Your instructions:
Write what comes next in the text below on the "soccerball" tektite from the Philippines, starting after its last sentence.

"Rock of the Month #156, posted for June 2014" ---

A "soccerball" tektite from the Philippines

A superb, near-spherical tektite of black glass, the surface patterned by polygonal grooves up to 5 mm deep, whence the informal "soccerball" name. The measured diameter of the spheroid varies from 43 to 48 mm. The sample weighs 138.05 grams. A related form is shown in Koeberl (1988, p.262). The specific gravity is measured by two labs at 2.430. Australite S.G. varies from 2.36 to 2.52, depending on silica content and the occurrence of bubbles (McNamara and Bevan, 1991). The set of smaller examples shown in Figure 2 was measured at 2.44-2.48, that is, relatively dense glass.

The sample has a bulk magnetic susceptibility of 0.043x10^-3 SI units (estimated logχ = 1.56 [10^-9 m³/kg]), higher than a pure sandstone or quartzite but about 20% that of a typical metasediment.

Tektites are formed by the generation and kinetic distribution of glassy material in large terrestrial impact events. Because glass is a metastable state in nature, such tektite strewnfields are short-lived phenomena. Just four are known on Earth: by far the largest covers much of southeast Asia and Australia (see map in McCall, 2006, p.476). The crudely mushroom-shaped field extends east from Vietnam to the Philippines, WSW across the Indian Ocean to the east coast of southern Africa, and southwards across most of Indonesia and Australia to the Transantarctic Mountains. The other strewnfields are much more localised, in the southeastern United States and Caribbean (e.g., Cuba and Barbados), Ivory Coast (west Africa) and central Europe (the moldavite tektites). The australites are found from the east coast of Australia to the west, finds somewhat biased to the south coastal belt, possibly a function of population distribution. The largest such tektite known in Australia weighs 437 grams and was recovered near Notting in Western Australia. A possible impact site in northwest Laos, near the eastern border of northern Thailand, has been suggested (see maps in McCall, 2001, p.74; McCall, 2006, p.488; Howard, 2011, pp.486-487). Other sources have been suggested, in Cambodia and further afield (McCall, 2001). The heaviest, largest, sometimes layered tektites (Muong Nong tektites) are found near the suspected source region (e.g., Howard, 2011) and may weigh in excess of 10 kg. Typical tektites are far smaller, maximum dimensions no more than 1-10 cm, mass from a few grams to <250 grams.

A recent study, including precise dating of 37 lava flows, offers four lines of evidence that would place the "missing" source crater beneath the extensive and long-lived Bolaven volcanic field of southern Laos (Sieh et al., 2019). These are:

1) Tektite geochemistry implies presence of young, weathered basalts near source.
2) Mapping and Ar-Ar age dating affirm presence of pre- and post-impact lavas on site.
3) A gravity anomaly suggests a buried, 17x13-km crater, and
4) An outcropping sandstone and mudstone breccia, 10-20 km from the crater, may be part of the proximal ejecta blanket.

Source material:
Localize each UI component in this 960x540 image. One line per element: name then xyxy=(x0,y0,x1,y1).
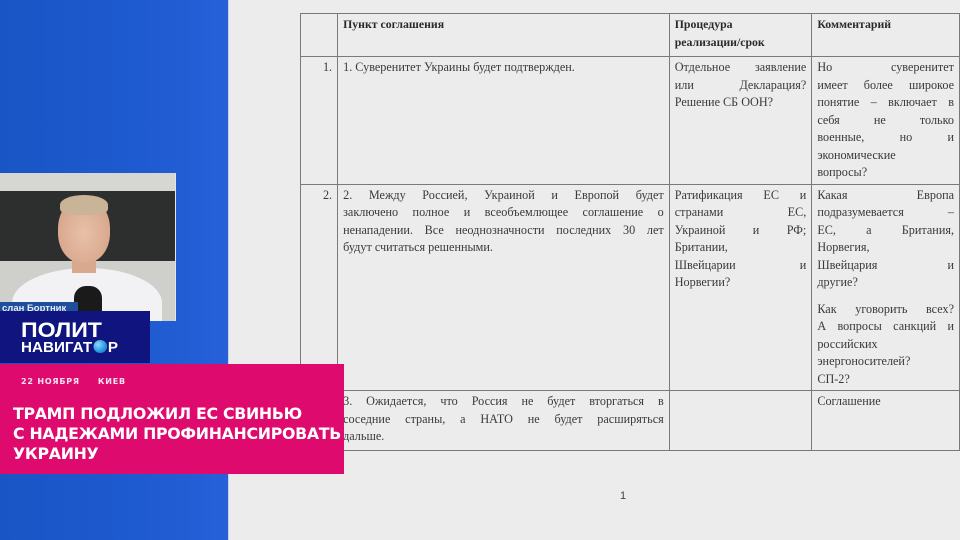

The output:
Tektites are silica-rich glasses (65-85 wt.% SiO₂) with rare earth element patterns consistent with upper crustal sediments (Koeberl, 1988). East and south from Indochina, the Australasian tektites are generally smaller, and exhibit a range of rounded, tubular, button and shard-like morphologies. The common tektite shapes are termed splashform, and show considerable variety (see, e.g., McCall, 2001; Howard, 2011). The diversity in tektite form is partly attributable to variable speeds of rotation of glassy blobs formed in impact (McNamara and Bevan, 1991). The illustrated example, with grooved "breadcrust" texture, demonstrates fracturing formed in heating during atmospheric re-entry, some way from the likely impact point in Indochina, some 780,000 years ago (Whymark, 2009). The Philippine tektites from the Bikol region have been variably etched by groundwater, resulting in a pock-marked surface (Whymark, 2009).

The indochinite / australite tektites from the Philippines are now generally termed philippinites, an earlier term being rizalites. The australites are the youngest of the four strewnfields, at about 0.8 Ma, cf. the Ivory Coast (1 Ma), central Europe (15 Ma) and southeast USA (35 Ma: see Koeberl, 1988).

The origin of tektites was long in dispute, with some arguing for a lunar origin in impacts on our Moon (see O'Keefe, 1978; McCall, 2006). The argument was settled, in many minds at least, by the isotopic arguments of Shaw and Wasserburg (1982), who favoured terrestrial sediments as the principal source material of the siliceous tektite glasses.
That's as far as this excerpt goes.